-- BEGIN SUPPLIED INFORMATION --

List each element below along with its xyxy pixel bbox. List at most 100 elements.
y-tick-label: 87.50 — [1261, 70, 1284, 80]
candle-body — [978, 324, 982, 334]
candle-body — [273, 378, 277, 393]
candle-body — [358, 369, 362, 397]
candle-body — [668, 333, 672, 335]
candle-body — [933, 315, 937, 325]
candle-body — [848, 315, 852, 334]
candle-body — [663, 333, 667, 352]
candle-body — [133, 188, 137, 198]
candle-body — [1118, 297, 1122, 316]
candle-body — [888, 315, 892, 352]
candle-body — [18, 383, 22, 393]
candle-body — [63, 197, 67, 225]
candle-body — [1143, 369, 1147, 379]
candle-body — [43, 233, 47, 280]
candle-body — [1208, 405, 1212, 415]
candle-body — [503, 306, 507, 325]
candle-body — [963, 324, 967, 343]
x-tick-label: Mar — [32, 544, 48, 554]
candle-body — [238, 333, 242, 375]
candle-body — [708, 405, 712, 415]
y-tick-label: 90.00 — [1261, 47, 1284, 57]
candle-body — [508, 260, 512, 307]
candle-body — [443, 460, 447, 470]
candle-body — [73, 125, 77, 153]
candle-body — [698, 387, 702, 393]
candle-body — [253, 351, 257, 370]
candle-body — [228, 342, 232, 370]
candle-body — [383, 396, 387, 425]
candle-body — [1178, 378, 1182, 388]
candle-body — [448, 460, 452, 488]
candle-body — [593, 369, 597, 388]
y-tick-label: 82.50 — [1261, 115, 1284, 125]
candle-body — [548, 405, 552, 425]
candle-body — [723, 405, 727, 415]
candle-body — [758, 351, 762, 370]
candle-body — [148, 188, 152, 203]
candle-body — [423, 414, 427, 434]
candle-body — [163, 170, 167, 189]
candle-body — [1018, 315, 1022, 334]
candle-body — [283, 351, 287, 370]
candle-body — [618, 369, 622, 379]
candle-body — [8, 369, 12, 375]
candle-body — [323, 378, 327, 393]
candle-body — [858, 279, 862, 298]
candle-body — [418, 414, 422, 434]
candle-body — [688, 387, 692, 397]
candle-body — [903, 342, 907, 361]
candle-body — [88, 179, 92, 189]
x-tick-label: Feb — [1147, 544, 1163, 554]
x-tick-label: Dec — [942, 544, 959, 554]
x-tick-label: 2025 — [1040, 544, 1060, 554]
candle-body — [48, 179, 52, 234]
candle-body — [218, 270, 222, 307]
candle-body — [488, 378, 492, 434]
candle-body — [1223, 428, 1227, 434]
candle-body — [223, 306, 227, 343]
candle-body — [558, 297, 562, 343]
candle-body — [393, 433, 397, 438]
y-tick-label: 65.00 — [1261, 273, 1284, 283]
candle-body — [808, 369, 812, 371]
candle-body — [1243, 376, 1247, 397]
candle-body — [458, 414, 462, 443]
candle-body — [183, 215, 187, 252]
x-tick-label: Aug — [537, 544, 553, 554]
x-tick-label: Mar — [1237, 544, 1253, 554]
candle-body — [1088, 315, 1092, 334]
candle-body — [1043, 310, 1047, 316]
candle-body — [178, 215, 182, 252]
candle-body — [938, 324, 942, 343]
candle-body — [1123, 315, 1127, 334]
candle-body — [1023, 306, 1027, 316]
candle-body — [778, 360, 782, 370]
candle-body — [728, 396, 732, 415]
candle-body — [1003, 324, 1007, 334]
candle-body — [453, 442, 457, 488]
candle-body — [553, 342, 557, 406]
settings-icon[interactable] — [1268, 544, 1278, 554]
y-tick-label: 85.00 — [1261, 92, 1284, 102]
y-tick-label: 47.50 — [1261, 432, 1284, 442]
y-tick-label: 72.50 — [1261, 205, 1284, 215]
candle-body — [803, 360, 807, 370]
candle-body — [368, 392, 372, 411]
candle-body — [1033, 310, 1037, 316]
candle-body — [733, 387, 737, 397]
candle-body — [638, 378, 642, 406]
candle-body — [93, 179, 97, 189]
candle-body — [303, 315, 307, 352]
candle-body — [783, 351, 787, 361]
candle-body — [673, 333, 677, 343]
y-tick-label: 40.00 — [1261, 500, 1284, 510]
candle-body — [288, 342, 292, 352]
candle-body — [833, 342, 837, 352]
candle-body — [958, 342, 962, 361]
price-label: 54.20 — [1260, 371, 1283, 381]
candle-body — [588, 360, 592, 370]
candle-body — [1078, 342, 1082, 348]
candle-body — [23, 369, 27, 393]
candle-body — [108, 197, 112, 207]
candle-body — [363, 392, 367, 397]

-- END SUPPLIED INFORMATION --

EXERCISE INSTRUCTIONS: Rewrite the material above, putting "candlestick body" wherever "candle-body" appears and leaving everything else unchanged.

CORRECT ANSWER:
List each element below along with its xyxy pixel bbox. List at most 100 elements.
y-tick-label: 87.50 — [1261, 70, 1284, 80]
candlestick body — [978, 324, 982, 334]
candlestick body — [273, 378, 277, 393]
candlestick body — [358, 369, 362, 397]
candlestick body — [668, 333, 672, 335]
candlestick body — [933, 315, 937, 325]
candlestick body — [848, 315, 852, 334]
candlestick body — [663, 333, 667, 352]
candlestick body — [133, 188, 137, 198]
candlestick body — [1118, 297, 1122, 316]
candlestick body — [888, 315, 892, 352]
candlestick body — [18, 383, 22, 393]
candlestick body — [63, 197, 67, 225]
candlestick body — [1143, 369, 1147, 379]
candlestick body — [43, 233, 47, 280]
candlestick body — [1208, 405, 1212, 415]
candlestick body — [503, 306, 507, 325]
candlestick body — [963, 324, 967, 343]
x-tick-label: Mar — [32, 544, 48, 554]
candlestick body — [238, 333, 242, 375]
candlestick body — [708, 405, 712, 415]
y-tick-label: 90.00 — [1261, 47, 1284, 57]
candlestick body — [508, 260, 512, 307]
candlestick body — [443, 460, 447, 470]
candlestick body — [73, 125, 77, 153]
candlestick body — [698, 387, 702, 393]
candlestick body — [253, 351, 257, 370]
candlestick body — [228, 342, 232, 370]
candlestick body — [383, 396, 387, 425]
candlestick body — [1178, 378, 1182, 388]
candlestick body — [448, 460, 452, 488]
candlestick body — [593, 369, 597, 388]
y-tick-label: 82.50 — [1261, 115, 1284, 125]
candlestick body — [548, 405, 552, 425]
candlestick body — [723, 405, 727, 415]
candlestick body — [758, 351, 762, 370]
candlestick body — [148, 188, 152, 203]
candlestick body — [423, 414, 427, 434]
candlestick body — [163, 170, 167, 189]
candlestick body — [1018, 315, 1022, 334]
candlestick body — [283, 351, 287, 370]
candlestick body — [618, 369, 622, 379]
candlestick body — [8, 369, 12, 375]
candlestick body — [323, 378, 327, 393]
candlestick body — [858, 279, 862, 298]
candlestick body — [418, 414, 422, 434]
candlestick body — [688, 387, 692, 397]
candlestick body — [903, 342, 907, 361]
candlestick body — [88, 179, 92, 189]
x-tick-label: Feb — [1147, 544, 1163, 554]
x-tick-label: Dec — [942, 544, 959, 554]
x-tick-label: 2025 — [1040, 544, 1060, 554]
candlestick body — [48, 179, 52, 234]
candlestick body — [218, 270, 222, 307]
candlestick body — [488, 378, 492, 434]
candlestick body — [1223, 428, 1227, 434]
candlestick body — [223, 306, 227, 343]
candlestick body — [558, 297, 562, 343]
candlestick body — [393, 433, 397, 438]
y-tick-label: 65.00 — [1261, 273, 1284, 283]
candlestick body — [808, 369, 812, 371]
candlestick body — [1243, 376, 1247, 397]
candlestick body — [458, 414, 462, 443]
candlestick body — [183, 215, 187, 252]
x-tick-label: Aug — [537, 544, 553, 554]
x-tick-label: Mar — [1237, 544, 1253, 554]
candlestick body — [1088, 315, 1092, 334]
candlestick body — [1043, 310, 1047, 316]
candlestick body — [178, 215, 182, 252]
candlestick body — [938, 324, 942, 343]
candlestick body — [1123, 315, 1127, 334]
candlestick body — [1023, 306, 1027, 316]
candlestick body — [778, 360, 782, 370]
candlestick body — [728, 396, 732, 415]
candlestick body — [1003, 324, 1007, 334]
candlestick body — [453, 442, 457, 488]
candlestick body — [553, 342, 557, 406]
settings-icon[interactable] — [1268, 544, 1278, 554]
y-tick-label: 85.00 — [1261, 92, 1284, 102]
y-tick-label: 47.50 — [1261, 432, 1284, 442]
y-tick-label: 72.50 — [1261, 205, 1284, 215]
candlestick body — [803, 360, 807, 370]
candlestick body — [368, 392, 372, 411]
candlestick body — [1033, 310, 1037, 316]
candlestick body — [733, 387, 737, 397]
candlestick body — [638, 378, 642, 406]
candlestick body — [93, 179, 97, 189]
candlestick body — [303, 315, 307, 352]
candlestick body — [783, 351, 787, 361]
candlestick body — [673, 333, 677, 343]
y-tick-label: 40.00 — [1261, 500, 1284, 510]
candlestick body — [288, 342, 292, 352]
candlestick body — [833, 342, 837, 352]
candlestick body — [958, 342, 962, 361]
price-label: 54.20 — [1260, 371, 1283, 381]
candlestick body — [588, 360, 592, 370]
candlestick body — [1078, 342, 1082, 348]
candlestick body — [23, 369, 27, 393]
candlestick body — [108, 197, 112, 207]
candlestick body — [363, 392, 367, 397]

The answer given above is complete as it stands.